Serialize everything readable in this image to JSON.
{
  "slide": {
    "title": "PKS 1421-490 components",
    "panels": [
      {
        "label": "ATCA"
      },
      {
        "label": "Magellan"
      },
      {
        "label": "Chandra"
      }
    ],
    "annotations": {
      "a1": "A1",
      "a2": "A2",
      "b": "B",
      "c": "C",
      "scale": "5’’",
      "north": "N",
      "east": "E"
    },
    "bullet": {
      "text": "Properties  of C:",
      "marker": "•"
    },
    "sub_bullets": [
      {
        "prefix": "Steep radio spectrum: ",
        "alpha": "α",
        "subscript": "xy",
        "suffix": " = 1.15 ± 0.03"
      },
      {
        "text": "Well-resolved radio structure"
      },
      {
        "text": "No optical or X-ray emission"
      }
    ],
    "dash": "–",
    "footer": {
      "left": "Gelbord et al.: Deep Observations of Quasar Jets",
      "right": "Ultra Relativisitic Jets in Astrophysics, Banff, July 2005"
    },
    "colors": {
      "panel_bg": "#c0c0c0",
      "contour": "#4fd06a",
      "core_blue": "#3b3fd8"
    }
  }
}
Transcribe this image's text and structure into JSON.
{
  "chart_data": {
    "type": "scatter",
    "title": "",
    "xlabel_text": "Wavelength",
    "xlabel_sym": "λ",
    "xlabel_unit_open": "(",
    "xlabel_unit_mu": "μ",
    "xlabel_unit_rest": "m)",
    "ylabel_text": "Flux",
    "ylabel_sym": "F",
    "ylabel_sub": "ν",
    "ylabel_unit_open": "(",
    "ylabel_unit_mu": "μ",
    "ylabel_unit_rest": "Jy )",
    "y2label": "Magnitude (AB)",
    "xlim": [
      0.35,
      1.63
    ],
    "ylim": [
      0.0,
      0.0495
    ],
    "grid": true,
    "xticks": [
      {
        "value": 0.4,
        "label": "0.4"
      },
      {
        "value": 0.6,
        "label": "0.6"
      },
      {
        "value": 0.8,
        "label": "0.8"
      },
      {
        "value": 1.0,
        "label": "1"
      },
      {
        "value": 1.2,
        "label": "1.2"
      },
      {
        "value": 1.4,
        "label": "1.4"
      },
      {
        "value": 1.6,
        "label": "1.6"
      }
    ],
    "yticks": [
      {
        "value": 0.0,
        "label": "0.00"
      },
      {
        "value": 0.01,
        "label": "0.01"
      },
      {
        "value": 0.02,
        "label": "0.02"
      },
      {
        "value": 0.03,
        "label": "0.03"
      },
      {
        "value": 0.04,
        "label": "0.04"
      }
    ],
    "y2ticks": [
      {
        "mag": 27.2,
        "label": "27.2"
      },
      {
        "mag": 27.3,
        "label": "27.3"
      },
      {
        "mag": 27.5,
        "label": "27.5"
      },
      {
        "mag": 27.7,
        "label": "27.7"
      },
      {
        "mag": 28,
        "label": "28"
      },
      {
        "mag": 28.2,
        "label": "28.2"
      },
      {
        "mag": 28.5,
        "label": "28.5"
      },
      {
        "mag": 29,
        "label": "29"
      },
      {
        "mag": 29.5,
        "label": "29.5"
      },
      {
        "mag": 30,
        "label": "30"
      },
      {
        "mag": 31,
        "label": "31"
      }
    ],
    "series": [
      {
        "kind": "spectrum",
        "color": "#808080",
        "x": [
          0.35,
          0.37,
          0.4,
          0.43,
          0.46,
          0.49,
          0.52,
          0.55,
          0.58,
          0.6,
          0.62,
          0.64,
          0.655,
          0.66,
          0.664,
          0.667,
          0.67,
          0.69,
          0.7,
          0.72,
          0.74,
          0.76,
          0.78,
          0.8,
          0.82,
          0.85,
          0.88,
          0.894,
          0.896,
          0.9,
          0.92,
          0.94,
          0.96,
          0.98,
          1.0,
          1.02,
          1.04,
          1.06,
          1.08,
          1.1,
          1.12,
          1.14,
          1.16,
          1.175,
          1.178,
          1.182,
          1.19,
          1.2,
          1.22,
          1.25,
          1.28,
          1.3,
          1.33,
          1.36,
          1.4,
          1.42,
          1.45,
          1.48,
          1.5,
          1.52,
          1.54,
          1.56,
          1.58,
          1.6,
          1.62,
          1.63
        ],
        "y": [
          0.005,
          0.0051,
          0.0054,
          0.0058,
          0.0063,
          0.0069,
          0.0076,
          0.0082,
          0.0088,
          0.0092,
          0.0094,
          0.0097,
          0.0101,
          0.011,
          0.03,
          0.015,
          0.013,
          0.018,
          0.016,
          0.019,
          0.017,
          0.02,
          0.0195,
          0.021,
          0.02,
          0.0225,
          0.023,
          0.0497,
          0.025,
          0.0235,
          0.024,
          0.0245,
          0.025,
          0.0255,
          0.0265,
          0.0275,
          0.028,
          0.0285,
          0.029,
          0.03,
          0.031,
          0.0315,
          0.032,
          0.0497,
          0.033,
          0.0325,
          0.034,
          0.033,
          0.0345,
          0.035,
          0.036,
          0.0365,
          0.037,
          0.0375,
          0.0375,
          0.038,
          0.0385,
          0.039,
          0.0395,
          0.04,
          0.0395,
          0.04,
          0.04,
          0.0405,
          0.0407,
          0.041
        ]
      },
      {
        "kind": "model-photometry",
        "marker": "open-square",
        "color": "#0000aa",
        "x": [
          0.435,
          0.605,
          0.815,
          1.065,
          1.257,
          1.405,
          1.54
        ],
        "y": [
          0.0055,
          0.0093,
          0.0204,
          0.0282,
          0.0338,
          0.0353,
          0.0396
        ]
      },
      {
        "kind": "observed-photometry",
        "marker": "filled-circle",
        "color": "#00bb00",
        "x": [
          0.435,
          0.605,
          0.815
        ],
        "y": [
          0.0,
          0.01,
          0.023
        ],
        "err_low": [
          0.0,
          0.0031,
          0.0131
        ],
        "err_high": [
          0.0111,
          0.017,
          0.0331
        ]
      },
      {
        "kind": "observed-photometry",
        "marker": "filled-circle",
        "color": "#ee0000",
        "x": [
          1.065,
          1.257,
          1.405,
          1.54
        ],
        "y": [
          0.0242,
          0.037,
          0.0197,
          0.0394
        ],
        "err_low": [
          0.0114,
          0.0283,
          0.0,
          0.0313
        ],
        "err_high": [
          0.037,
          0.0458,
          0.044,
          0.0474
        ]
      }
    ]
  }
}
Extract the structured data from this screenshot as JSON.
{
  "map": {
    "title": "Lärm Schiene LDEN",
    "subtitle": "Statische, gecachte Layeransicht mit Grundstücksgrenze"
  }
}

WHAT IS BEING ASKED
State the number of lines in the preceding entries that include the word "Jets". Provide nothing else.

FULL RESPONSE
2